Task statement
Reproduce each line from the records that holds "color".

Records for the exercise
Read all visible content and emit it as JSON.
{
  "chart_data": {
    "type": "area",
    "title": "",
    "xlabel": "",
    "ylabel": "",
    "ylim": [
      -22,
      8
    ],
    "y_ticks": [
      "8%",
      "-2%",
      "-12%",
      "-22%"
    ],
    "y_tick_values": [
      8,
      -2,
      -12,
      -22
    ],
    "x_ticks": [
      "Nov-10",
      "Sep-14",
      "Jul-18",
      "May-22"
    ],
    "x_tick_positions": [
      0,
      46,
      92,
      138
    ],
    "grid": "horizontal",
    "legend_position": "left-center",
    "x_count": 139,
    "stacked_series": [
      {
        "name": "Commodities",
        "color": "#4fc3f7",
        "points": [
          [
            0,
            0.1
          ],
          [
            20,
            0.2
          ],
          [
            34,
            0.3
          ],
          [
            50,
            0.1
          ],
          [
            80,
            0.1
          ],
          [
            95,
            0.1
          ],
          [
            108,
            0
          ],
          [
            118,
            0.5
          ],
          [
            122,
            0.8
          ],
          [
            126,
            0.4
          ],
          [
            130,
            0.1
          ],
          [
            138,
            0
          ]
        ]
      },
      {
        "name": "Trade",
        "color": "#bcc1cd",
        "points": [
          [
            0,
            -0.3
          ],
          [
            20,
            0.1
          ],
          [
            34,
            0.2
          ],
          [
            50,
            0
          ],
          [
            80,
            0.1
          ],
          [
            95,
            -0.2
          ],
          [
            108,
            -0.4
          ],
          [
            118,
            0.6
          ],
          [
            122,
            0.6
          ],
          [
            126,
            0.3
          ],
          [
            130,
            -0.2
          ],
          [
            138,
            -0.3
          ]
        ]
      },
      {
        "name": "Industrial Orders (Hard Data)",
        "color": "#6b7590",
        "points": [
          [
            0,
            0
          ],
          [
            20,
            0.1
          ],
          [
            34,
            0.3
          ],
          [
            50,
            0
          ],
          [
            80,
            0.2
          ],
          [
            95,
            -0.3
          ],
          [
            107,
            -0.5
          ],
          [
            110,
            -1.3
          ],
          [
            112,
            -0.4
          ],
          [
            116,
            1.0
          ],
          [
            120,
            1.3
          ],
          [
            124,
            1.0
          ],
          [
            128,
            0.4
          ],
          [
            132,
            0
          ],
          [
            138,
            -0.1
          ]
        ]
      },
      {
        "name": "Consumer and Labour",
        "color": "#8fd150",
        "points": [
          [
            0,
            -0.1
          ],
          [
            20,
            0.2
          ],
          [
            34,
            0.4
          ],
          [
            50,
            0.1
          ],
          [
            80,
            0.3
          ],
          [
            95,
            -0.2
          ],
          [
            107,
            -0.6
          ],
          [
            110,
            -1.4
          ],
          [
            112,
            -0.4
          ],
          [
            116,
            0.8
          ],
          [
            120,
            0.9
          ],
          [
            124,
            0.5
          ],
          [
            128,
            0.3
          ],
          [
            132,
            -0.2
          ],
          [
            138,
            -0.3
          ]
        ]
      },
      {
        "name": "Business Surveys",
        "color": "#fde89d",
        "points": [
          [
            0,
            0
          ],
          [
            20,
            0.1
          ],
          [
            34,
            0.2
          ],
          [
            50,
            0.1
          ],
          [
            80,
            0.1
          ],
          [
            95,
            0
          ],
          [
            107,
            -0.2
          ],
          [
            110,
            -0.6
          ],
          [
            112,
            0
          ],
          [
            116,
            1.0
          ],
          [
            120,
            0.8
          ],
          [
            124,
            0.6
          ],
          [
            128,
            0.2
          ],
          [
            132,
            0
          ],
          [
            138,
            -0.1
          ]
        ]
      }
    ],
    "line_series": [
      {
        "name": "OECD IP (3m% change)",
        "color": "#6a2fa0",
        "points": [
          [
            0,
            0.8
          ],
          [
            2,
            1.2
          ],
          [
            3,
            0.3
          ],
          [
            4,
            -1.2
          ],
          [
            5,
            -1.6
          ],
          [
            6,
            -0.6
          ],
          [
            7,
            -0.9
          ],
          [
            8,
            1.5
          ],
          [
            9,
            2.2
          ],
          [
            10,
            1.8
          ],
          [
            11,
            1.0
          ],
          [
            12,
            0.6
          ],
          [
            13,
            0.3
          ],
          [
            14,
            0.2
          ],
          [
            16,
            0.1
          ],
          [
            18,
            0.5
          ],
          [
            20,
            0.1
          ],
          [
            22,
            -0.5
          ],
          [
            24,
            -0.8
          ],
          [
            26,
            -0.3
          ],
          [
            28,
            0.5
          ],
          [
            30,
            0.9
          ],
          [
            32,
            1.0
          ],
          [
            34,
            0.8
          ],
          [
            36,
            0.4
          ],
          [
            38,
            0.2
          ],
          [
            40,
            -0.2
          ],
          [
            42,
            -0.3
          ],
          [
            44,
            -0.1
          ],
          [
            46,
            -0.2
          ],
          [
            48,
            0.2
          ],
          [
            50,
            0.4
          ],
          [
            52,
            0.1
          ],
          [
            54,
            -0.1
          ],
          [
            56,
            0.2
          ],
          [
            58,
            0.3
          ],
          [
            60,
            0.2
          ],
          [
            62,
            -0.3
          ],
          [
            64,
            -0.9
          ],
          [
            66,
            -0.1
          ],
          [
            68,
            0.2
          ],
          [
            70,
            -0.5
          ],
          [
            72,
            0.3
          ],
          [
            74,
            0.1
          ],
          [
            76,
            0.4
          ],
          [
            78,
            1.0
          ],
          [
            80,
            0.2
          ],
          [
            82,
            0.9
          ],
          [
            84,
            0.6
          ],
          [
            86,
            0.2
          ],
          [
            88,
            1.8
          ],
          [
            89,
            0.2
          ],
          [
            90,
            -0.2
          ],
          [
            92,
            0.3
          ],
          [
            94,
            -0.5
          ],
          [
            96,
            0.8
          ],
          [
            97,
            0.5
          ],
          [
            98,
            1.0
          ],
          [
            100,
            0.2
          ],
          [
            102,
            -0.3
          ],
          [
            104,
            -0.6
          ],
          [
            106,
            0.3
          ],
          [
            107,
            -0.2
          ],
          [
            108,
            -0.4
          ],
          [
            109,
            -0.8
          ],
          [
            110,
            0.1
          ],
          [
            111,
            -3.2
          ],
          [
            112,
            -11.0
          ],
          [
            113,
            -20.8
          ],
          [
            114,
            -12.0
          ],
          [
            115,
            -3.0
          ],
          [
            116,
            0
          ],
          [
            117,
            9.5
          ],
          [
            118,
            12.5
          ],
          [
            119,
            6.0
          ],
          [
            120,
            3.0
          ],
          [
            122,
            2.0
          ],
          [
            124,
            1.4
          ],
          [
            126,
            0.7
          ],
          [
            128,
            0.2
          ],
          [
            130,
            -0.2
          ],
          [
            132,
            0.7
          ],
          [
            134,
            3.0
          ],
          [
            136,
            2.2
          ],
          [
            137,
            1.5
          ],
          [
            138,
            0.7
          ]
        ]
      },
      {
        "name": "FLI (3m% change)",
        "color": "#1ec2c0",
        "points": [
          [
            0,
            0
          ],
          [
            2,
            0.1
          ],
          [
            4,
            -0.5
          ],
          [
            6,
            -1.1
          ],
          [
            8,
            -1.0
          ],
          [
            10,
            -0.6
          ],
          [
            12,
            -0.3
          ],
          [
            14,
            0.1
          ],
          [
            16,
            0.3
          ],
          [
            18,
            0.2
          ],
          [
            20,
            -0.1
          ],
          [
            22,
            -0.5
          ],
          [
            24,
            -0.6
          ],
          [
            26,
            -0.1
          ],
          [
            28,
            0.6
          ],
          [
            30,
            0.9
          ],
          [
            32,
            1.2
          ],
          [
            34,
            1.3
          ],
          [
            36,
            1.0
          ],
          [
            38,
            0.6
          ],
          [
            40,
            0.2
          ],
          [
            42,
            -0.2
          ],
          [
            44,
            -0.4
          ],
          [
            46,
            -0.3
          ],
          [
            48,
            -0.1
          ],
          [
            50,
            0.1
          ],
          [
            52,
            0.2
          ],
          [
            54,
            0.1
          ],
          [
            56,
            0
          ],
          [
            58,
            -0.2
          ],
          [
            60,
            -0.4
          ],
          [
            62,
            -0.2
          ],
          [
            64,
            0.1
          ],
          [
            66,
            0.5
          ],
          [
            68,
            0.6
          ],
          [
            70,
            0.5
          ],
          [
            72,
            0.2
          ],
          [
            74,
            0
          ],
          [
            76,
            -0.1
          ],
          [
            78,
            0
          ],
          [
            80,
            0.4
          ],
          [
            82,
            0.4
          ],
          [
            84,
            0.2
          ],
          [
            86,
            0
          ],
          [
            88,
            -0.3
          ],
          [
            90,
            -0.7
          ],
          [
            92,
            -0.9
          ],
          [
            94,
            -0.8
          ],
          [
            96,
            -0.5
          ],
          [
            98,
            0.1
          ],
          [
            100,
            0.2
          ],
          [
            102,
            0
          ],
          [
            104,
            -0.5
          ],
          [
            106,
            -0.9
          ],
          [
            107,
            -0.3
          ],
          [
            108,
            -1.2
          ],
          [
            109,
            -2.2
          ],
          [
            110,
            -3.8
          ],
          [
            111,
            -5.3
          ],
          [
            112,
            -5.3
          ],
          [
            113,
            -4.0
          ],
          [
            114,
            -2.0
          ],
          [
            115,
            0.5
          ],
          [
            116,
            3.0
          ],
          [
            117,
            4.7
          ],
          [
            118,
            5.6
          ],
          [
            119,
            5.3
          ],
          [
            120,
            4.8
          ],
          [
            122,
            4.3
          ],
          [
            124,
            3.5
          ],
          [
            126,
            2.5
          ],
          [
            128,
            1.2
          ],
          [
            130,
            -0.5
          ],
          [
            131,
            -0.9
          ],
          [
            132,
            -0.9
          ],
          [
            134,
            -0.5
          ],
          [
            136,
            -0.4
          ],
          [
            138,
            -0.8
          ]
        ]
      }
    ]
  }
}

Completed exercise
        "color": "#4fc3f7",
        "color": "#bcc1cd",
        "color": "#6b7590",
        "color": "#8fd150",
        "color": "#fde89d",
        "color": "#6a2fa0",
        "color": "#1ec2c0",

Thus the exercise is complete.